A block of data
══════
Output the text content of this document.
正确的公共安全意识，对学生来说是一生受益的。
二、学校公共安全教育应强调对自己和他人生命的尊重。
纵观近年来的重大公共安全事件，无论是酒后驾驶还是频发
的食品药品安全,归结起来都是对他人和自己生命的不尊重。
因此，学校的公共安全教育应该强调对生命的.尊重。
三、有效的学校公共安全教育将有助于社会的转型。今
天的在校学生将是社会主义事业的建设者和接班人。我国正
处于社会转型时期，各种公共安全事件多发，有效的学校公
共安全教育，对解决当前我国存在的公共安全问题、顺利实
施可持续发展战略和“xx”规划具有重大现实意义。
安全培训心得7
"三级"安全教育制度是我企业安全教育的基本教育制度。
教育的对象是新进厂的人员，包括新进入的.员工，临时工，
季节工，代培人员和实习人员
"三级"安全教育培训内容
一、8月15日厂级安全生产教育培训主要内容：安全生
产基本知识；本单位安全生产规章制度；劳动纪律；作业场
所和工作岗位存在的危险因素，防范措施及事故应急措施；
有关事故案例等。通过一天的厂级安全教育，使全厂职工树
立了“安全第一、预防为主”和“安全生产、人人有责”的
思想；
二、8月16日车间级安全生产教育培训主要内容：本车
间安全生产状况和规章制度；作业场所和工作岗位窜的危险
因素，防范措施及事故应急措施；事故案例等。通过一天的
══════
Written problem
Report each line in the preceding entries that holds the string "防范措施及事故应急措施".

Written answer
所和工作岗位存在的危险因素，防范措施及事故应急措施；
因素，防范措施及事故应急措施；事故案例等。通过一天的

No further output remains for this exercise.